# START OF Entries supplied

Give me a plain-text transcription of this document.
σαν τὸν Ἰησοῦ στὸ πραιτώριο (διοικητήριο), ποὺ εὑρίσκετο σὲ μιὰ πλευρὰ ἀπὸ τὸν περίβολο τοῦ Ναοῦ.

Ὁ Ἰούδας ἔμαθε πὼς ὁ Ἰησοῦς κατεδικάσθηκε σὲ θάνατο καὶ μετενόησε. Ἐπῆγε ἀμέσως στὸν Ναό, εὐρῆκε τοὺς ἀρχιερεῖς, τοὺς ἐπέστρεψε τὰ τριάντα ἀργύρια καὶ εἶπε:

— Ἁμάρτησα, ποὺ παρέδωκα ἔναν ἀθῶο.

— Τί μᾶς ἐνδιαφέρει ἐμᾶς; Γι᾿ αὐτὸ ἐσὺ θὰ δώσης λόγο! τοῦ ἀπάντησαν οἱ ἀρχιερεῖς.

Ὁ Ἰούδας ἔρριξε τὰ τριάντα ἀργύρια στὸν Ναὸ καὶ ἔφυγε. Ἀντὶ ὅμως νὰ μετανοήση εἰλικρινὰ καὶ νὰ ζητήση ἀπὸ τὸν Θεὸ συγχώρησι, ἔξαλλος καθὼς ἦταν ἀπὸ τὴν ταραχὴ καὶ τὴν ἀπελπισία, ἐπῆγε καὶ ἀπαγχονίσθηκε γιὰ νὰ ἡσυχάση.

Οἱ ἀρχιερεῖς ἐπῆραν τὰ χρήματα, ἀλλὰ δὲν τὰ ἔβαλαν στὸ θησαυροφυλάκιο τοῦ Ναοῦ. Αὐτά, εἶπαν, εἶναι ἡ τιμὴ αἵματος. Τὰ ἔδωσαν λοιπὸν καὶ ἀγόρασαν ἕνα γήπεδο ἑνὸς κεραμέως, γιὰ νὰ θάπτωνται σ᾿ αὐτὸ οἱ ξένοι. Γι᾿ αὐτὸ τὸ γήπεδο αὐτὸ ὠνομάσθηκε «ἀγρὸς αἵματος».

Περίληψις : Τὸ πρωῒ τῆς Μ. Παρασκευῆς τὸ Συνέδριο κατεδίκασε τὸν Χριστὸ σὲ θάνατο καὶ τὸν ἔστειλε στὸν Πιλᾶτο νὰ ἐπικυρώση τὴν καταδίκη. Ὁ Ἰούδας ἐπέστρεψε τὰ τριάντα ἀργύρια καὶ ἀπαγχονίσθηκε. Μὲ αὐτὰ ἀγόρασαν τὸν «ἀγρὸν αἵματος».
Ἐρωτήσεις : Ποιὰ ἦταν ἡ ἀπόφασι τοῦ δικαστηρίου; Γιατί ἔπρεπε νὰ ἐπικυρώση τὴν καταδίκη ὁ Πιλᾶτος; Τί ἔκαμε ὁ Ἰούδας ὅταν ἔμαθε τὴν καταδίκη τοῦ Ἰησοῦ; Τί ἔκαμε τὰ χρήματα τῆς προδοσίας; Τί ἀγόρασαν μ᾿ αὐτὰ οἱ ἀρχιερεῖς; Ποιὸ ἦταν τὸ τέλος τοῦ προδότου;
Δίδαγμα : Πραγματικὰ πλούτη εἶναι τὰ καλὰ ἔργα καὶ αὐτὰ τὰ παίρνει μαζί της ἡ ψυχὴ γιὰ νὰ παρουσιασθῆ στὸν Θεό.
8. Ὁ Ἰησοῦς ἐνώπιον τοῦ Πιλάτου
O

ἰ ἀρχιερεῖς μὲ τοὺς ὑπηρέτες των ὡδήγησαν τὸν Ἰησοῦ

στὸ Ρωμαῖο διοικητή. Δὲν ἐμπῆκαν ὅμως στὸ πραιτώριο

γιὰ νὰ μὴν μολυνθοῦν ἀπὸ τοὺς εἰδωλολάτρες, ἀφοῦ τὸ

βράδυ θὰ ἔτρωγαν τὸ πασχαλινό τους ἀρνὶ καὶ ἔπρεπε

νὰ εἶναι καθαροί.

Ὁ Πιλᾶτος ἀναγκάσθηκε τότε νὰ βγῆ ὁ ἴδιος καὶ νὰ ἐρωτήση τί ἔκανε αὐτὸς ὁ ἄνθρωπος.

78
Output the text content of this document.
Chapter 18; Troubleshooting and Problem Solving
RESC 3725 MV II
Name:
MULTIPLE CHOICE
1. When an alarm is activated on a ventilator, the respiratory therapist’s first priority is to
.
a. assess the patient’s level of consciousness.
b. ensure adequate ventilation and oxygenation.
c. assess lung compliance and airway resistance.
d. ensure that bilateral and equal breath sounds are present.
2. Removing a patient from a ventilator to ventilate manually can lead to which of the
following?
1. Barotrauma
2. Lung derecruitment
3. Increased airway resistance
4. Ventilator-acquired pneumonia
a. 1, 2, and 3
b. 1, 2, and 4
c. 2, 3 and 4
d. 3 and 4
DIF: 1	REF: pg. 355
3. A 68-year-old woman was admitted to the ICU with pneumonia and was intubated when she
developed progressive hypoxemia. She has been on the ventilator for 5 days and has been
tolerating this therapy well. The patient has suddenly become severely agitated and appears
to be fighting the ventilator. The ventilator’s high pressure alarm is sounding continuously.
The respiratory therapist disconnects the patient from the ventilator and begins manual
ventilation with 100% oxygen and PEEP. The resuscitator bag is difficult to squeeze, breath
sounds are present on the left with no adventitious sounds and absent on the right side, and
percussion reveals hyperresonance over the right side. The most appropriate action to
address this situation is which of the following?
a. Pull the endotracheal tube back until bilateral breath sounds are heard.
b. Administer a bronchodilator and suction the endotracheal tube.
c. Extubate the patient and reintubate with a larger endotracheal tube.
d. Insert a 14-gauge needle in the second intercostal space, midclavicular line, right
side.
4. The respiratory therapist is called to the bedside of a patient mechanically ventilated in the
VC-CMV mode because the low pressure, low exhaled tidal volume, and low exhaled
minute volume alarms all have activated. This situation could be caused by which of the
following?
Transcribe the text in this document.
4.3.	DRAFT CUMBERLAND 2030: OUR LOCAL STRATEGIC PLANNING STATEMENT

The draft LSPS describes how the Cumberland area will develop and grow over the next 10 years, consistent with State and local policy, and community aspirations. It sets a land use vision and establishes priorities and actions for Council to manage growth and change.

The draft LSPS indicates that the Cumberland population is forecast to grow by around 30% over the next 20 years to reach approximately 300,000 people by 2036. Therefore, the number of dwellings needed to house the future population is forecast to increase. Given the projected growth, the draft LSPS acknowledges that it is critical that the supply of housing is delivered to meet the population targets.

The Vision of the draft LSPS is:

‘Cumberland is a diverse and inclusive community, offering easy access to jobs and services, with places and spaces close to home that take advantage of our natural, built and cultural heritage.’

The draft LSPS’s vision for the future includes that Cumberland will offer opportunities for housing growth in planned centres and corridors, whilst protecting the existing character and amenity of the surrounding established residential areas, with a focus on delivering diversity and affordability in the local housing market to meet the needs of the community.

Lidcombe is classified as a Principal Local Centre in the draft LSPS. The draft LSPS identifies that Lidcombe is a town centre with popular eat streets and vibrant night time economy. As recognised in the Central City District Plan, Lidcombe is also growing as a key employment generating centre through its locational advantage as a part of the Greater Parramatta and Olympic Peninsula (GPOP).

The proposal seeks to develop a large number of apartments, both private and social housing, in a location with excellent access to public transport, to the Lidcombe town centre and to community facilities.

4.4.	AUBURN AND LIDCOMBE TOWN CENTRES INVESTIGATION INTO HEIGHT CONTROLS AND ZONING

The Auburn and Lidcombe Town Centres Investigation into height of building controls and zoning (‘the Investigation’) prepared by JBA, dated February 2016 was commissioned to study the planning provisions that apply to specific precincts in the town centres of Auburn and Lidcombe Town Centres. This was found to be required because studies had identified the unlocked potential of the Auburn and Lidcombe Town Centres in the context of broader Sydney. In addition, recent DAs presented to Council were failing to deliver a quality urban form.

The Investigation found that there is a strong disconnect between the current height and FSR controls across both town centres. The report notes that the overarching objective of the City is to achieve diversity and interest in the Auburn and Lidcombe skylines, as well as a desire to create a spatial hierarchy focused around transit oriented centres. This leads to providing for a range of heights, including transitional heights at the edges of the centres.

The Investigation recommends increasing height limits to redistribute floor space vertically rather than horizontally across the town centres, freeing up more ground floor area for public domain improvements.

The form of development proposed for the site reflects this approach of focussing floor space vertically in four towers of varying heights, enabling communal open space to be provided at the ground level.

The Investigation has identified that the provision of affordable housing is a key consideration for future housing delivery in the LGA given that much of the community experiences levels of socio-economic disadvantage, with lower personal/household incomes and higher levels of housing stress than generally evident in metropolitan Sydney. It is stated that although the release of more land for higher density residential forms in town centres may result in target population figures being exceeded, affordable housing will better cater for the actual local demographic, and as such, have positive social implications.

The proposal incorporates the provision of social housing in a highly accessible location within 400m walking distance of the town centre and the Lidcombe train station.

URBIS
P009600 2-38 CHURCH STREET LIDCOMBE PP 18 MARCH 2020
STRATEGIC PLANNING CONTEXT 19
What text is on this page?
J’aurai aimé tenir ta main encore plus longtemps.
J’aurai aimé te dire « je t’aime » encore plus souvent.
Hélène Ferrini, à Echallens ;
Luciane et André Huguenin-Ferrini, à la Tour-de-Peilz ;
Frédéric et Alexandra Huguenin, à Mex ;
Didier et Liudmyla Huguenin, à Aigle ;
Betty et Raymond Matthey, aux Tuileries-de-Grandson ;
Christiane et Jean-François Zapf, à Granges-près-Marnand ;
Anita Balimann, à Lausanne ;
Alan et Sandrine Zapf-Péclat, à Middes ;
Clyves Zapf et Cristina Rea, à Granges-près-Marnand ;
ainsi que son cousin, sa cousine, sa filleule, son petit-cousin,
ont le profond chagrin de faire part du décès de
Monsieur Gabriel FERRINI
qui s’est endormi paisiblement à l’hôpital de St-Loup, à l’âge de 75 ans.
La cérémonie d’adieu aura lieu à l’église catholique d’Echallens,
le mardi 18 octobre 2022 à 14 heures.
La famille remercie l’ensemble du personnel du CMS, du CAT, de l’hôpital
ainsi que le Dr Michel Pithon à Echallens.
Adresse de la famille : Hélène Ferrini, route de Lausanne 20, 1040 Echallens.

# END OF Entries supplied

What is needed: Copy each line in the data that holds the word "ground".

Result for this exercise:
The Investigation recommends increasing height limits to redistribute floor space vertically rather than horizontally across the town centres, freeing up more ground floor area for public domain improvements.
The form of development proposed for the site reflects this approach of focussing floor space vertically in four towers of varying heights, enabling communal open space to be provided at the ground level.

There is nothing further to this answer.